• _STATED TASK_
Reproduce every record below exactly as written, but leave out any pictures.

_____

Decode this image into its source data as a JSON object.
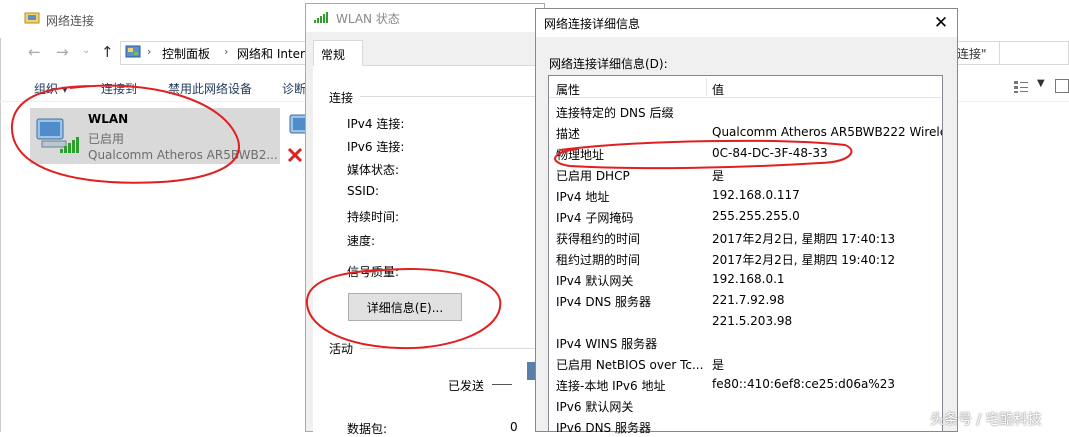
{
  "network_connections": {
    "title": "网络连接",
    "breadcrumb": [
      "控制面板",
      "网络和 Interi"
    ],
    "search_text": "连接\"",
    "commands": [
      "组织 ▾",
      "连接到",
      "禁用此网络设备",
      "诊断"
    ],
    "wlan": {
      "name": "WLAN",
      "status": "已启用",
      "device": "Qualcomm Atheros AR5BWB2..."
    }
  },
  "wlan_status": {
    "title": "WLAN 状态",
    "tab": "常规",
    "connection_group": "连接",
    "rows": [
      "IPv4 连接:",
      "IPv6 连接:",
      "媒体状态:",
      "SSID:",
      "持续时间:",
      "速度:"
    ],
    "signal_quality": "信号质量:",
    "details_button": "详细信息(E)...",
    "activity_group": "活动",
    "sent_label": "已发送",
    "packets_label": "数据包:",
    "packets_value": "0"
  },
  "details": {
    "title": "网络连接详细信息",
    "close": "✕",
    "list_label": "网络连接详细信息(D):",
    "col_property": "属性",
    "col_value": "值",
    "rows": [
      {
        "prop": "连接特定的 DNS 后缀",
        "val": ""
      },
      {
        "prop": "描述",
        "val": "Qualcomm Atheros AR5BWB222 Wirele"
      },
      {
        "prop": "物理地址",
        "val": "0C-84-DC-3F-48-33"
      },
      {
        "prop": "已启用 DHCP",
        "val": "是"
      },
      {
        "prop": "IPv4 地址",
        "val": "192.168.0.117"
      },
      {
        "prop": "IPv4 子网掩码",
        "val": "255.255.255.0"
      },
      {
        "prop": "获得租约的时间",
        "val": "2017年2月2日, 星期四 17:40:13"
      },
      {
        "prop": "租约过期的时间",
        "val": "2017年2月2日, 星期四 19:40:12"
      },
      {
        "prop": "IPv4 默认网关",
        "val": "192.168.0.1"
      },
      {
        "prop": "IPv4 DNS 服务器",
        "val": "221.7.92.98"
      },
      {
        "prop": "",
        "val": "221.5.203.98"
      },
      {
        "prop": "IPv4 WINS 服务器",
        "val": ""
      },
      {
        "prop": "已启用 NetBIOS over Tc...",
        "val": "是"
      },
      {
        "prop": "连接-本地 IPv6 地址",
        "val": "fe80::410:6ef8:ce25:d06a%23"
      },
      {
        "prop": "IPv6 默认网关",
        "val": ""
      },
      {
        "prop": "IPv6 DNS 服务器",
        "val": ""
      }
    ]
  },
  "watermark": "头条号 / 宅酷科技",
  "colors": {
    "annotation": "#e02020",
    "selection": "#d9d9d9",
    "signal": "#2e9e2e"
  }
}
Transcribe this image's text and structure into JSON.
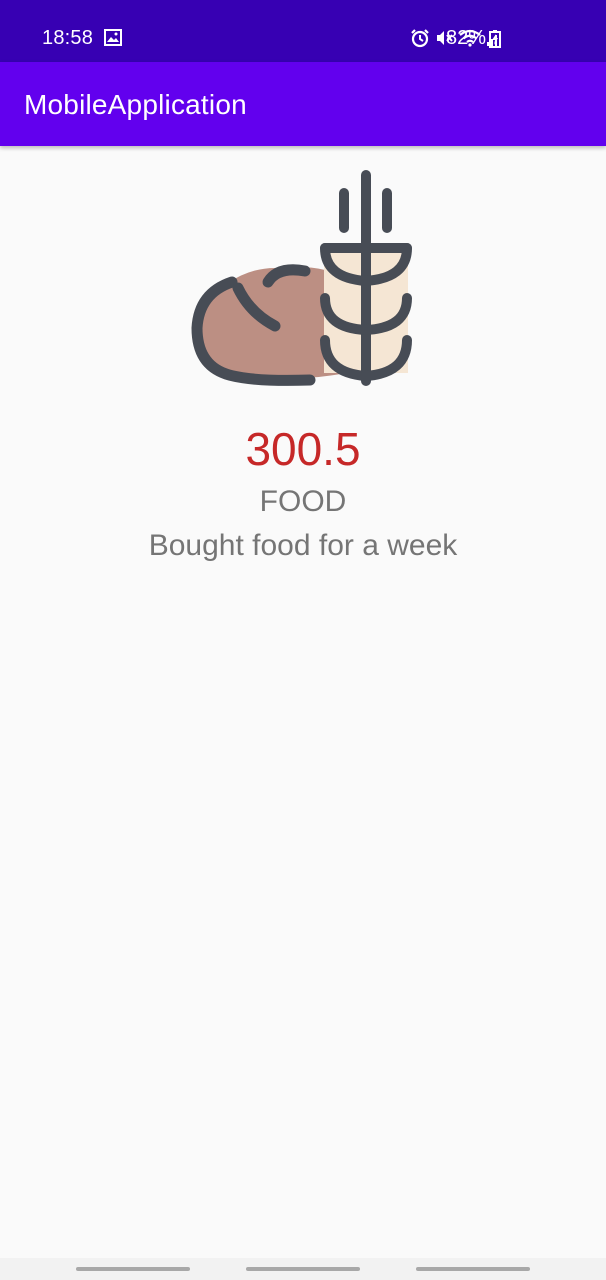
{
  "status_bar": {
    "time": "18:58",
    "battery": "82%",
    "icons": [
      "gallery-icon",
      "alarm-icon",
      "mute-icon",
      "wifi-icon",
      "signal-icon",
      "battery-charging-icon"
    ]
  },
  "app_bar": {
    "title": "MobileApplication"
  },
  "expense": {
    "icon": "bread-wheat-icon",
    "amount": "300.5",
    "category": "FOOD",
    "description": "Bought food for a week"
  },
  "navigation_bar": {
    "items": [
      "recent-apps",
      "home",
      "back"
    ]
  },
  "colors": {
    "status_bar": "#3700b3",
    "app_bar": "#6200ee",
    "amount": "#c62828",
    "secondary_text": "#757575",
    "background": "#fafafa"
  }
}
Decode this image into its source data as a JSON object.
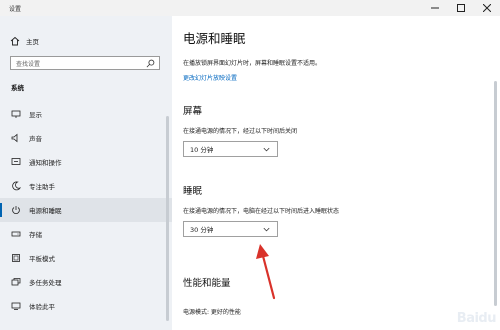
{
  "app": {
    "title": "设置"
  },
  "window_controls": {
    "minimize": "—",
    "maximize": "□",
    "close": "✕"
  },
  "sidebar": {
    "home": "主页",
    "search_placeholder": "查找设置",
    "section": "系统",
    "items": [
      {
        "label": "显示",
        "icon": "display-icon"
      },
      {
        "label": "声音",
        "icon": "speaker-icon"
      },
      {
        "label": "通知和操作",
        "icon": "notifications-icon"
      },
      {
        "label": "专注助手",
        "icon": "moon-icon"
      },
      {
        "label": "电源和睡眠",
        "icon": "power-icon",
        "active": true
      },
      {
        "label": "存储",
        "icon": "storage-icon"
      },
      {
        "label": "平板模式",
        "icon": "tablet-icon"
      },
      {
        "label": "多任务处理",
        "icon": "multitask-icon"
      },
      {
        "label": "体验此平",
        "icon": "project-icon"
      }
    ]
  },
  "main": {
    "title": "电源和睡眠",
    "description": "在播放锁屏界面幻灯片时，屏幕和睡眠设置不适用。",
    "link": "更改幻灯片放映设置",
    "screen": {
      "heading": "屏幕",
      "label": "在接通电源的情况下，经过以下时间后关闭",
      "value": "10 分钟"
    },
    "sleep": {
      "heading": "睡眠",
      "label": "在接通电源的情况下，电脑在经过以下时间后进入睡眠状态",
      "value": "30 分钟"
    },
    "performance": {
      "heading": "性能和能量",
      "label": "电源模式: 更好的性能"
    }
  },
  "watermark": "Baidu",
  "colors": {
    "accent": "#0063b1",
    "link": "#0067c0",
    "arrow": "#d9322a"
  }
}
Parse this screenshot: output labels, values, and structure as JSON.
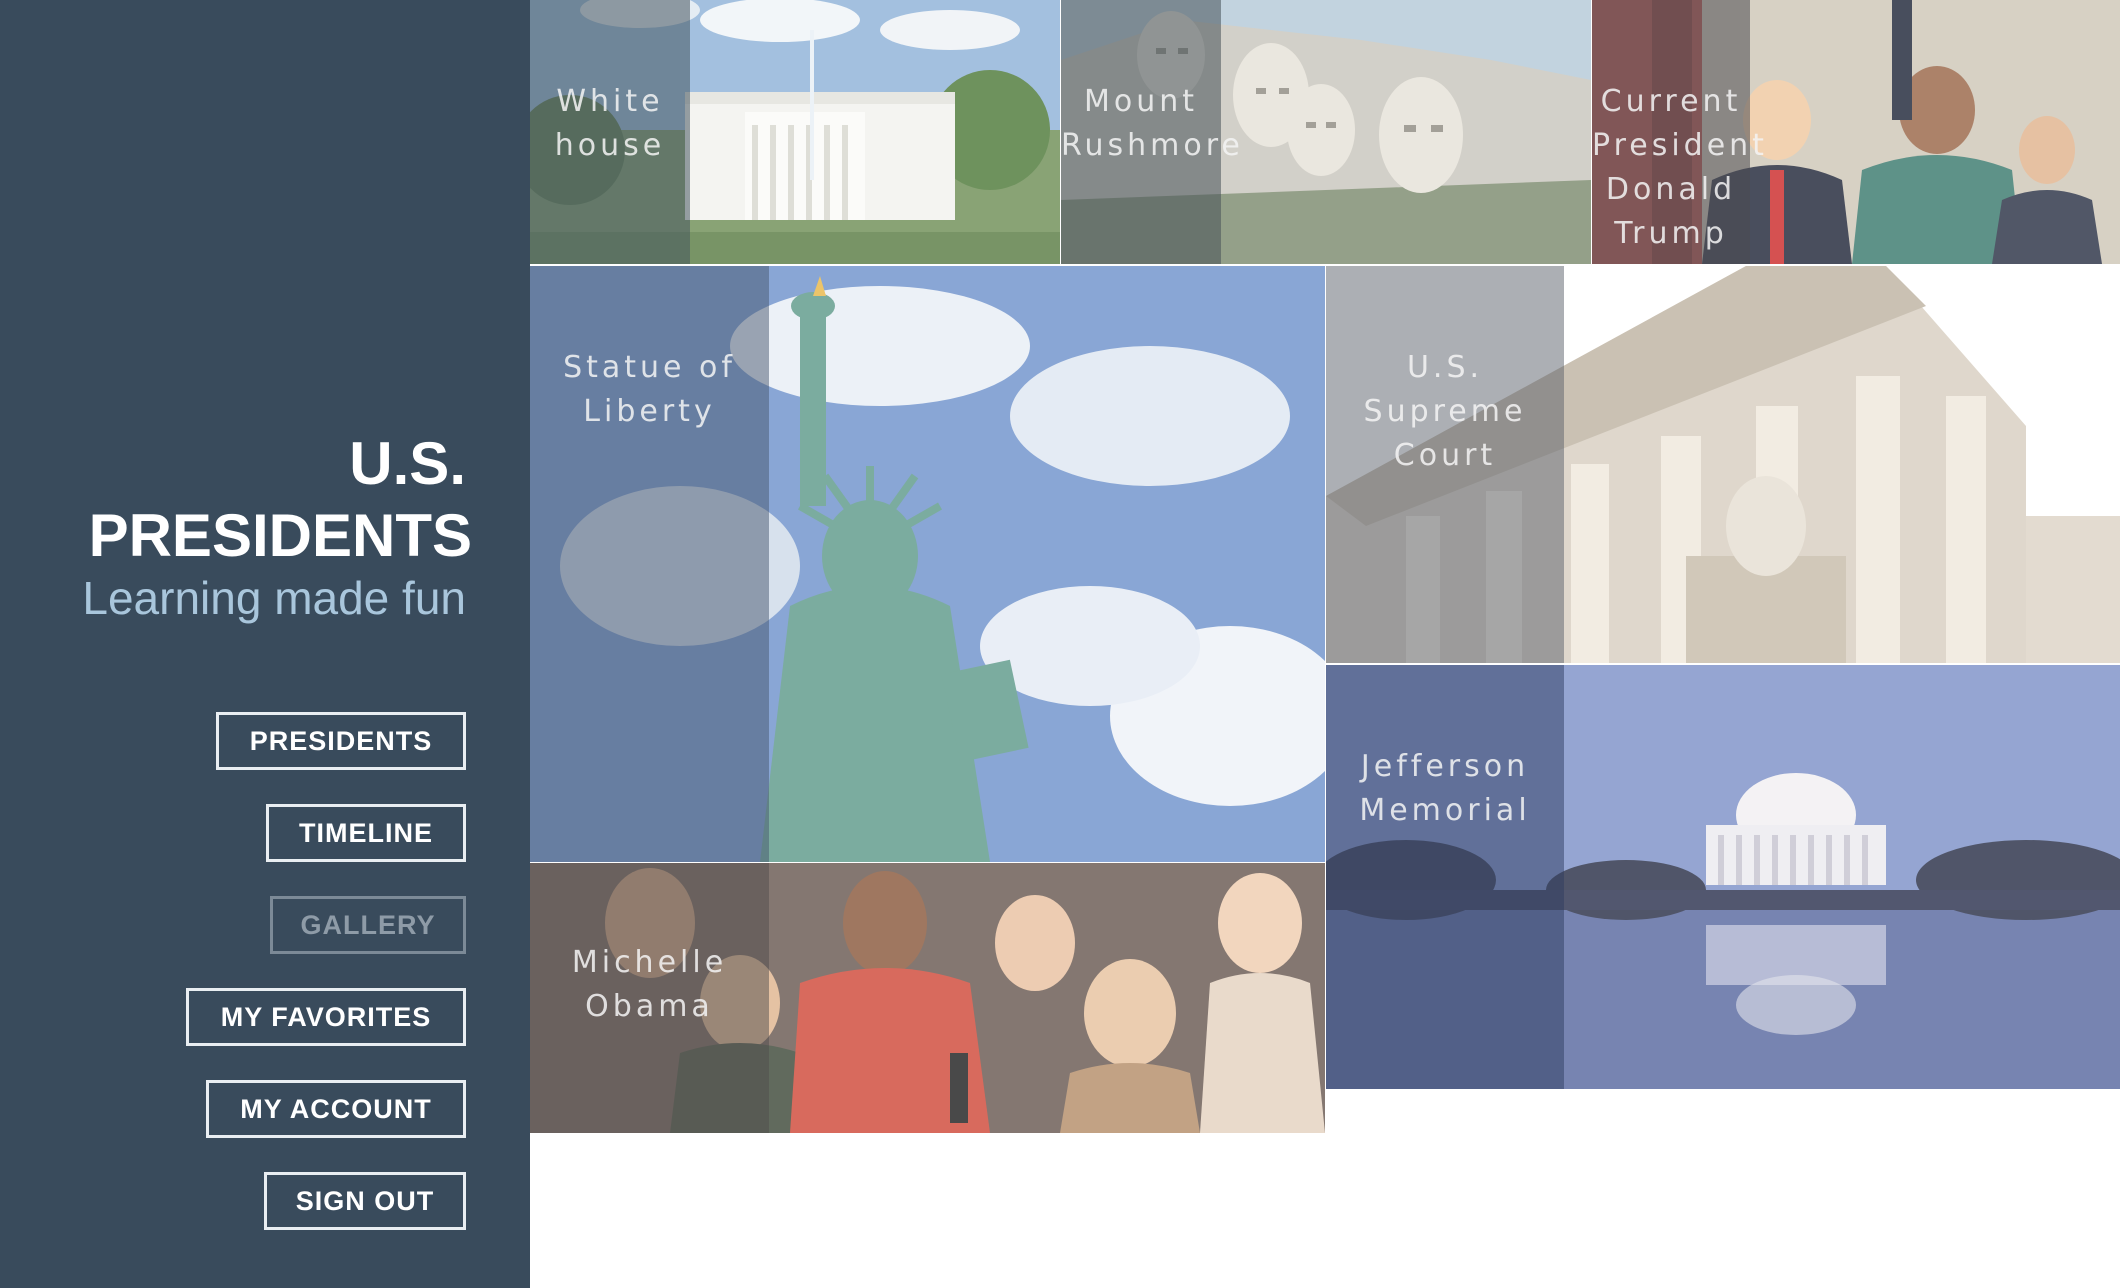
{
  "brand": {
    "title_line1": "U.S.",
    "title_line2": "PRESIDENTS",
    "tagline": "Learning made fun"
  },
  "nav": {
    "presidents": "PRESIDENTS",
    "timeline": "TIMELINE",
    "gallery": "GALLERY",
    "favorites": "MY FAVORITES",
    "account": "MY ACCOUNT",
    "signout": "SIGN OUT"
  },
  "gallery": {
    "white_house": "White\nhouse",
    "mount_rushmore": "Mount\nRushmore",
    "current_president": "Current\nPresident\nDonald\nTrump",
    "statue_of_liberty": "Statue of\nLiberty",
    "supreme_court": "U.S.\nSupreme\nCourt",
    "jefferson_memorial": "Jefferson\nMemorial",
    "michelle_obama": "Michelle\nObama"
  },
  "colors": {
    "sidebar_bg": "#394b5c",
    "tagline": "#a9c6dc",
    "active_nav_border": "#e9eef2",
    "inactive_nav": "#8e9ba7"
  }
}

_____

• _FINISHED ANSWER_
Decode this image into its source data as a JSON object.
{
  "network_connections": {
    "title": "网络连接",
    "breadcrumb": [
      "控制面板",
      "网络和 Interi"
    ],
    "search_text": "连接\"",
    "commands": [
      "组织 ▾",
      "连接到",
      "禁用此网络设备",
      "诊断"
    ],
    "wlan": {
      "name": "WLAN",
      "status": "已启用",
      "device": "Qualcomm Atheros AR5BWB2..."
    }
  },
  "wlan_status": {
    "title": "WLAN 状态",
    "tab": "常规",
    "connection_group": "连接",
    "rows": [
      "IPv4 连接:",
      "IPv6 连接:",
      "媒体状态:",
      "SSID:",
      "持续时间:",
      "速度:"
    ],
    "signal_quality": "信号质量:",
    "details_button": "详细信息(E)...",
    "activity_group": "活动",
    "sent_label": "已发送",
    "packets_label": "数据包:",
    "packets_value": "0"
  },
  "details": {
    "title": "网络连接详细信息",
    "close": "✕",
    "list_label": "网络连接详细信息(D):",
    "col_property": "属性",
    "col_value": "值",
    "rows": [
      {
        "prop": "连接特定的 DNS 后缀",
        "val": ""
      },
      {
        "prop": "描述",
        "val": "Qualcomm Atheros AR5BWB222 Wirele"
      },
      {
        "prop": "物理地址",
        "val": "0C-84-DC-3F-48-33"
      },
      {
        "prop": "已启用 DHCP",
        "val": "是"
      },
      {
        "prop": "IPv4 地址",
        "val": "192.168.0.117"
      },
      {
        "prop": "IPv4 子网掩码",
        "val": "255.255.255.0"
      },
      {
        "prop": "获得租约的时间",
        "val": "2017年2月2日, 星期四 17:40:13"
      },
      {
        "prop": "租约过期的时间",
        "val": "2017年2月2日, 星期四 19:40:12"
      },
      {
        "prop": "IPv4 默认网关",
        "val": "192.168.0.1"
      },
      {
        "prop": "IPv4 DNS 服务器",
        "val": "221.7.92.98"
      },
      {
        "prop": "",
        "val": "221.5.203.98"
      },
      {
        "prop": "IPv4 WINS 服务器",
        "val": ""
      },
      {
        "prop": "已启用 NetBIOS over Tc...",
        "val": "是"
      },
      {
        "prop": "连接-本地 IPv6 地址",
        "val": "fe80::410:6ef8:ce25:d06a%23"
      },
      {
        "prop": "IPv6 默认网关",
        "val": ""
      },
      {
        "prop": "IPv6 DNS 服务器",
        "val": ""
      }
    ]
  },
  "watermark": "头条号 / 宅酷科技",
  "colors": {
    "annotation": "#e02020",
    "selection": "#d9d9d9",
    "signal": "#2e9e2e"
  }
}
Transcribe this image's text and structure into JSON.
{
  "status_bar": {
    "time": "18:58",
    "battery": "82%",
    "icons": [
      "gallery-icon",
      "alarm-icon",
      "mute-icon",
      "wifi-icon",
      "signal-icon",
      "battery-charging-icon"
    ]
  },
  "app_bar": {
    "title": "MobileApplication"
  },
  "expense": {
    "icon": "bread-wheat-icon",
    "amount": "300.5",
    "category": "FOOD",
    "description": "Bought food for a week"
  },
  "navigation_bar": {
    "items": [
      "recent-apps",
      "home",
      "back"
    ]
  },
  "colors": {
    "status_bar": "#3700b3",
    "app_bar": "#6200ee",
    "amount": "#c62828",
    "secondary_text": "#757575",
    "background": "#fafafa"
  }
}
Decode this image into its source data as a JSON object.
{
  "app": {
    "title": "设置"
  },
  "window_controls": {
    "minimize": "—",
    "maximize": "□",
    "close": "✕"
  },
  "sidebar": {
    "home": "主页",
    "search_placeholder": "查找设置",
    "section": "系统",
    "items": [
      {
        "label": "显示",
        "icon": "display-icon"
      },
      {
        "label": "声音",
        "icon": "speaker-icon"
      },
      {
        "label": "通知和操作",
        "icon": "notifications-icon"
      },
      {
        "label": "专注助手",
        "icon": "moon-icon"
      },
      {
        "label": "电源和睡眠",
        "icon": "power-icon",
        "active": true
      },
      {
        "label": "存储",
        "icon": "storage-icon"
      },
      {
        "label": "平板模式",
        "icon": "tablet-icon"
      },
      {
        "label": "多任务处理",
        "icon": "multitask-icon"
      },
      {
        "label": "体验此平",
        "icon": "project-icon"
      }
    ]
  },
  "main": {
    "title": "电源和睡眠",
    "description": "在播放锁屏界面幻灯片时，屏幕和睡眠设置不适用。",
    "link": "更改幻灯片放映设置",
    "screen": {
      "heading": "屏幕",
      "label": "在接通电源的情况下，经过以下时间后关闭",
      "value": "10 分钟"
    },
    "sleep": {
      "heading": "睡眠",
      "label": "在接通电源的情况下，电脑在经过以下时间后进入睡眠状态",
      "value": "30 分钟"
    },
    "performance": {
      "heading": "性能和能量",
      "label": "电源模式: 更好的性能"
    }
  },
  "watermark": "Baidu",
  "colors": {
    "accent": "#0063b1",
    "link": "#0067c0",
    "arrow": "#d9322a"
  }
}
Parse this screenshot: output labels, values, and structure as JSON.
{
  "brand": {
    "title_line1": "U.S.",
    "title_line2": "PRESIDENTS",
    "tagline": "Learning made fun"
  },
  "nav": {
    "presidents": "PRESIDENTS",
    "timeline": "TIMELINE",
    "gallery": "GALLERY",
    "favorites": "MY FAVORITES",
    "account": "MY ACCOUNT",
    "signout": "SIGN OUT"
  },
  "gallery": {
    "white_house": "White\nhouse",
    "mount_rushmore": "Mount\nRushmore",
    "current_president": "Current\nPresident\nDonald\nTrump",
    "statue_of_liberty": "Statue of\nLiberty",
    "supreme_court": "U.S.\nSupreme\nCourt",
    "jefferson_memorial": "Jefferson\nMemorial",
    "michelle_obama": "Michelle\nObama"
  },
  "colors": {
    "sidebar_bg": "#394b5c",
    "tagline": "#a9c6dc",
    "active_nav_border": "#e9eef2",
    "inactive_nav": "#8e9ba7"
  }
}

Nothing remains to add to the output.